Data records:

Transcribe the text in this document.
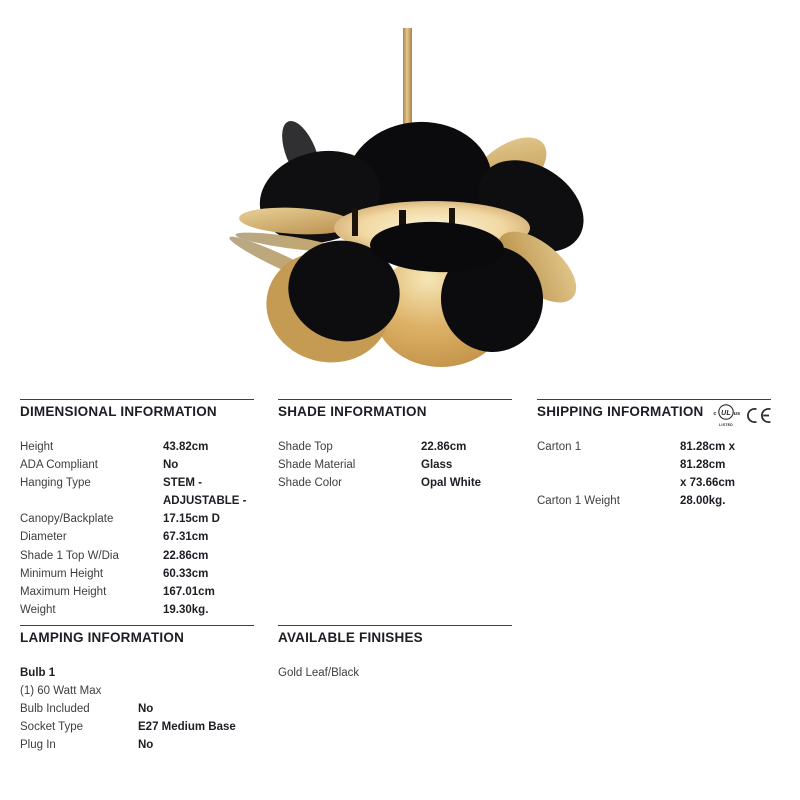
DIMENSIONAL INFORMATION
Height	43.82cm
ADA Compliant	No
Hanging Type	STEM -
ADJUSTABLE -
Canopy/Backplate	17.15cm D
Diameter	67.31cm
Shade 1 Top W/Dia	22.86cm
Minimum Height	60.33cm
Maximum Height	167.01cm
Weight	19.30kg.
SHADE INFORMATION
Shade Top	22.86cm
Shade Material	Glass
Shade Color	Opal White
SHIPPING INFORMATION UL
c	us
LISTED
Carton 1	81.28cm x 81.28cm
x 73.66cm
Carton 1 Weight	28.00kg.
LAMPING INFORMATION
Bulb 1
(1) 60 Watt Max
Bulb Included	No
Socket Type	E27 Medium Base
Plug In	No
AVAILABLE FINISHES
Gold Leaf/Black
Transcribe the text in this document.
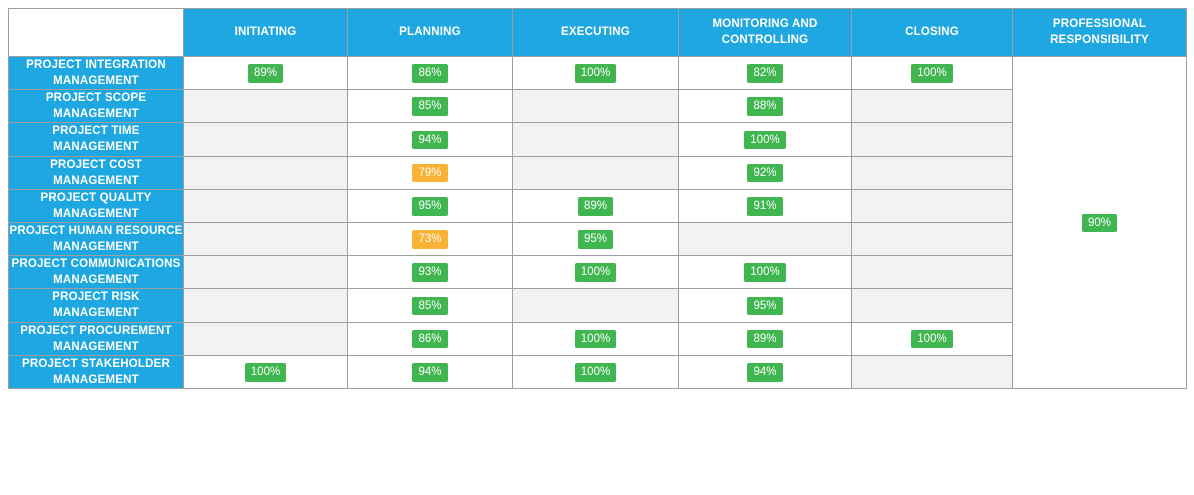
	INITIATING	PLANNING	EXECUTING	MONITORING AND CONTROLLING	CLOSING	PROFESSIONAL RESPONSIBILITY
PROJECT INTEGRATION MANAGEMENT	89%	86%	100%	82%	100%	90%
PROJECT SCOPE MANAGEMENT		85%		88%		
PROJECT TIME MANAGEMENT		94%		100%		
PROJECT COST MANAGEMENT		79%		92%		
PROJECT QUALITY MANAGEMENT		95%	89%	91%		
PROJECT HUMAN RESOURCE MANAGEMENT		73%	95%			
PROJECT COMMUNICATIONS MANAGEMENT		93%	100%	100%		
PROJECT RISK MANAGEMENT		85%		95%		
PROJECT PROCUREMENT MANAGEMENT		86%	100%	89%	100%	
PROJECT STAKEHOLDER MANAGEMENT	100%	94%	100%	94%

:: Work to do ::
Print out every entry above without changing a word, and leave out the pictures.

:: Task answer ::
Transcribe the text in this document.
DIMENSIONAL INFORMATION
Height	43.82cm
ADA Compliant	No
Hanging Type	STEM -
ADJUSTABLE -
Canopy/Backplate	17.15cm D
Diameter	67.31cm
Shade 1 Top W/Dia	22.86cm
Minimum Height	60.33cm
Maximum Height	167.01cm
Weight	19.30kg.
SHADE INFORMATION
Shade Top	22.86cm
Shade Material	Glass
Shade Color	Opal White
SHIPPING INFORMATION UL
c	us
LISTED
Carton 1	81.28cm x 81.28cm
x 73.66cm
Carton 1 Weight	28.00kg.
LAMPING INFORMATION
Bulb 1
(1) 60 Watt Max
Bulb Included	No
Socket Type	E27 Medium Base
Plug In	No
AVAILABLE FINISHES
Gold Leaf/Black
Transcribe the text in this document.
	INITIATING	PLANNING	EXECUTING	MONITORING AND CONTROLLING	CLOSING	PROFESSIONAL RESPONSIBILITY
PROJECT INTEGRATION MANAGEMENT	89%	86%	100%	82%	100%	90%
PROJECT SCOPE MANAGEMENT		85%		88%		
PROJECT TIME MANAGEMENT		94%		100%		
PROJECT COST MANAGEMENT		79%		92%		
PROJECT QUALITY MANAGEMENT		95%	89%	91%		
PROJECT HUMAN RESOURCE MANAGEMENT		73%	95%			
PROJECT COMMUNICATIONS MANAGEMENT		93%	100%	100%		
PROJECT RISK MANAGEMENT		85%		95%		
PROJECT PROCUREMENT MANAGEMENT		86%	100%	89%	100%	
PROJECT STAKEHOLDER MANAGEMENT	100%	94%	100%	94%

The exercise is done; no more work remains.